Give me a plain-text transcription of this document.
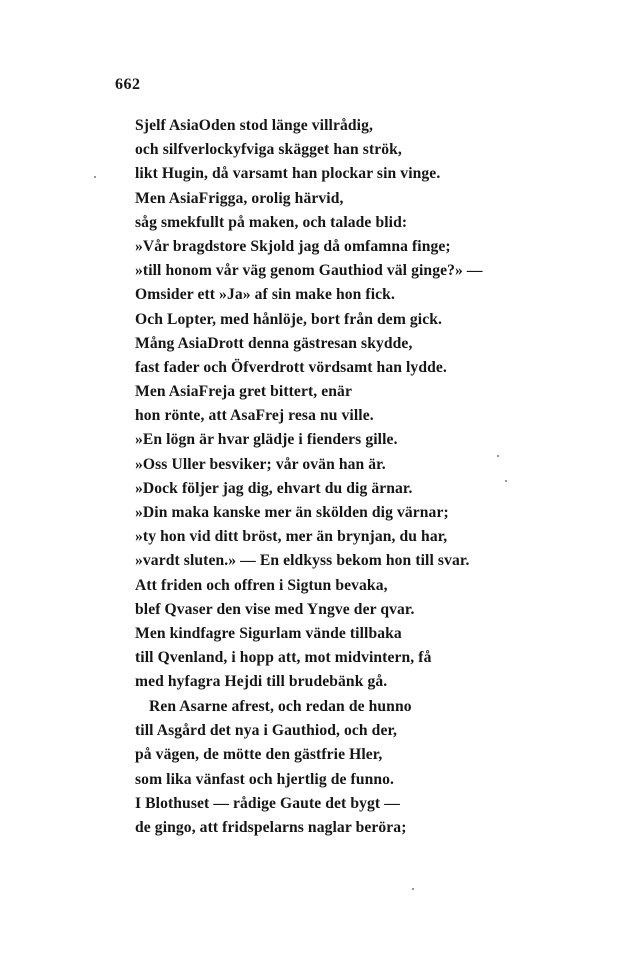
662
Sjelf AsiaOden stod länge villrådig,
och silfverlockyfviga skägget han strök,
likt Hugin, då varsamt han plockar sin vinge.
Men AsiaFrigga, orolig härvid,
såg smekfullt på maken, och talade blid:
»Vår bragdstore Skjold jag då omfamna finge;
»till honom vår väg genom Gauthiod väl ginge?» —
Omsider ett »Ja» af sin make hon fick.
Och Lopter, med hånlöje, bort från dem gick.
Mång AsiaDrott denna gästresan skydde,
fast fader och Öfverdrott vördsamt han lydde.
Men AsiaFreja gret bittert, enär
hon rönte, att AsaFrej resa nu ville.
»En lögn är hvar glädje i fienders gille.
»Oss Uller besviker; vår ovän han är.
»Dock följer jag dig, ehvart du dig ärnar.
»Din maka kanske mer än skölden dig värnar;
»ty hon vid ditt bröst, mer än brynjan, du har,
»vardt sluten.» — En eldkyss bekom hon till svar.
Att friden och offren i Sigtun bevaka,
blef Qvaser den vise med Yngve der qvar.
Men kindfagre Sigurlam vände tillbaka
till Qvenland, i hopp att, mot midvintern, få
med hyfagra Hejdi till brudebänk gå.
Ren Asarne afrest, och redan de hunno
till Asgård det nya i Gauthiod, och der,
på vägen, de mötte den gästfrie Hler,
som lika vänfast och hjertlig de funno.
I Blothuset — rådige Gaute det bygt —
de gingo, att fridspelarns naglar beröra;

+ + + +

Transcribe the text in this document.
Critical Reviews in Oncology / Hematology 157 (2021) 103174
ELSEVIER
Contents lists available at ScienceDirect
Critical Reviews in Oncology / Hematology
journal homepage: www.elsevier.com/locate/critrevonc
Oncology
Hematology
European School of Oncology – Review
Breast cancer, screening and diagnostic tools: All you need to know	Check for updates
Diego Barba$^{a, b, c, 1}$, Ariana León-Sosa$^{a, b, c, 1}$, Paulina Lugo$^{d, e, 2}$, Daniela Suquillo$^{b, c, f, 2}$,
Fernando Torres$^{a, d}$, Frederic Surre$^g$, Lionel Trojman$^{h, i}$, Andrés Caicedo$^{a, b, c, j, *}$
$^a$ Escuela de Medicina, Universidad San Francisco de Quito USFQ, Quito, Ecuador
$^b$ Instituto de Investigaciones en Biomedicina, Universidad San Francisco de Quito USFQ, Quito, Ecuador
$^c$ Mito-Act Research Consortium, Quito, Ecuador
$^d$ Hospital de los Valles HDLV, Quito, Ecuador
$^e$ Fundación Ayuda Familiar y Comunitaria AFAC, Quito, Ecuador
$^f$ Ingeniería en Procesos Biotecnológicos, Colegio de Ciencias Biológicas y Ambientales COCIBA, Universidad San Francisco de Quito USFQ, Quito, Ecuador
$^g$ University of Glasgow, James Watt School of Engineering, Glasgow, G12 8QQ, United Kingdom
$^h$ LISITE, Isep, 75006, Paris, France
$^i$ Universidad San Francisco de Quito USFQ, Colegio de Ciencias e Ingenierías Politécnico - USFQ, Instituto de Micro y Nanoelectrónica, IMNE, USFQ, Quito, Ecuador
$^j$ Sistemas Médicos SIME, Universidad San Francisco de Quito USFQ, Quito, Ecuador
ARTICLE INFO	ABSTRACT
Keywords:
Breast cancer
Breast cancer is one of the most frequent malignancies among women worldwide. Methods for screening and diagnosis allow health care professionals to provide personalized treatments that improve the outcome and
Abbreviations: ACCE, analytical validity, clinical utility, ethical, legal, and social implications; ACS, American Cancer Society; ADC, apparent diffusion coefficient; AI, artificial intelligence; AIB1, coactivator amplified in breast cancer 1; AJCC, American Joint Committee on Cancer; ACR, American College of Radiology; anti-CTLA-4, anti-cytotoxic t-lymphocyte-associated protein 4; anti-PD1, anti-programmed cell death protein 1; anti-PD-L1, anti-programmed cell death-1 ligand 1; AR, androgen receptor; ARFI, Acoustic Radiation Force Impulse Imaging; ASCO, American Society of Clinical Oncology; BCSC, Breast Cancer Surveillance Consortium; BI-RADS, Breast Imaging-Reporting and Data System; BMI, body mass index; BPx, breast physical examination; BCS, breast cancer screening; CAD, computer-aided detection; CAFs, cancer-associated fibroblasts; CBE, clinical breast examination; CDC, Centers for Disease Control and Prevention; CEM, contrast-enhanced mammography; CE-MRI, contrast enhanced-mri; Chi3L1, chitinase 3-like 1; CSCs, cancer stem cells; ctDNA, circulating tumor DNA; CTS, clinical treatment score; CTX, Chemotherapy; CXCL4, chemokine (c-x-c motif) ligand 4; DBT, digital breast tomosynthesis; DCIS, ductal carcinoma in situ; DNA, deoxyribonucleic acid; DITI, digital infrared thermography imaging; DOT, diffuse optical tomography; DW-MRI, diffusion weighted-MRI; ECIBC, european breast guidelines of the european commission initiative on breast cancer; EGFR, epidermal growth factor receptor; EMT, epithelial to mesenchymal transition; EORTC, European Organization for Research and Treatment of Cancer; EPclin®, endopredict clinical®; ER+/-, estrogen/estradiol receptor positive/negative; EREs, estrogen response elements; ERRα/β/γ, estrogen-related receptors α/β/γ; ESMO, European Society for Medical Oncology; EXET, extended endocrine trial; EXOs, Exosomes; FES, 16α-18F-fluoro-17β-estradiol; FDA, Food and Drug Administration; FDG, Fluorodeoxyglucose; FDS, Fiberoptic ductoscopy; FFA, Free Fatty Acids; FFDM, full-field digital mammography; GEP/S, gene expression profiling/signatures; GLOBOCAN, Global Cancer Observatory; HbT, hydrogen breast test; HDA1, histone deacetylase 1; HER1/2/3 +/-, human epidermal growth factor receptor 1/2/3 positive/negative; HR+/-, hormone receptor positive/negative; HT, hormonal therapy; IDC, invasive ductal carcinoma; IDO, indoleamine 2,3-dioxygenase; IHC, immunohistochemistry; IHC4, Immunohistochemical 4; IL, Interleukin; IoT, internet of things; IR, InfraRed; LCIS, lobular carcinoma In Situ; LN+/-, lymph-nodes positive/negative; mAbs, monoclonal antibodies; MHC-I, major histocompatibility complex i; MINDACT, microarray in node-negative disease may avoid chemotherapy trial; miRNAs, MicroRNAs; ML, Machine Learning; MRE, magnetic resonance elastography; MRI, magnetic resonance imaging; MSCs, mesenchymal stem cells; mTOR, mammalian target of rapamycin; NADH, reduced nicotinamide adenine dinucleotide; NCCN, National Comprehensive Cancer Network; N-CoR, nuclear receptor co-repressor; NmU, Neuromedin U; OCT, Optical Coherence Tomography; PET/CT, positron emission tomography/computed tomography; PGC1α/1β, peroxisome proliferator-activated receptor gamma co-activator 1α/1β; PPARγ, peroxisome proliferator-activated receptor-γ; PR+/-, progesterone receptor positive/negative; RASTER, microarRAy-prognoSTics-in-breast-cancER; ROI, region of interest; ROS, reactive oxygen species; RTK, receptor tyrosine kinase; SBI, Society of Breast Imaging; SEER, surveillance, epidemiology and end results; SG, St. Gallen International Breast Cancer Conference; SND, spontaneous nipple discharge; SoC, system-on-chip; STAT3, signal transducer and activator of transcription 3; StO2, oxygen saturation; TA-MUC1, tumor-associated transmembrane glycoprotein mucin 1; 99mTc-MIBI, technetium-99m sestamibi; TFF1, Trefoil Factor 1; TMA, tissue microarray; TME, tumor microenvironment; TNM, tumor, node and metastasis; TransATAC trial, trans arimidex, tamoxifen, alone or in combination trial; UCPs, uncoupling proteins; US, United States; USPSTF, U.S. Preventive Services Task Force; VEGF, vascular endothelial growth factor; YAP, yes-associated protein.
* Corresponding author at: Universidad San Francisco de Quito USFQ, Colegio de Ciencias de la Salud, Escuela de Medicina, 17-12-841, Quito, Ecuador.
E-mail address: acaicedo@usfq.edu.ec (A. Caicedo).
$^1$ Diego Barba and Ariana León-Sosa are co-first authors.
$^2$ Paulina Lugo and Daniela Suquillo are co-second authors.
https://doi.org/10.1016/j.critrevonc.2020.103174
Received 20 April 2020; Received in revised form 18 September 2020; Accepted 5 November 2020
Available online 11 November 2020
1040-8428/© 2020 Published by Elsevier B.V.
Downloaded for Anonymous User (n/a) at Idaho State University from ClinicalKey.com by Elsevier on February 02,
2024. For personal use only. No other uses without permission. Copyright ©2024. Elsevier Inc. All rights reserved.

+ + + +

Among the records, count every line where "Critical" appears. Reply with the total alone.

2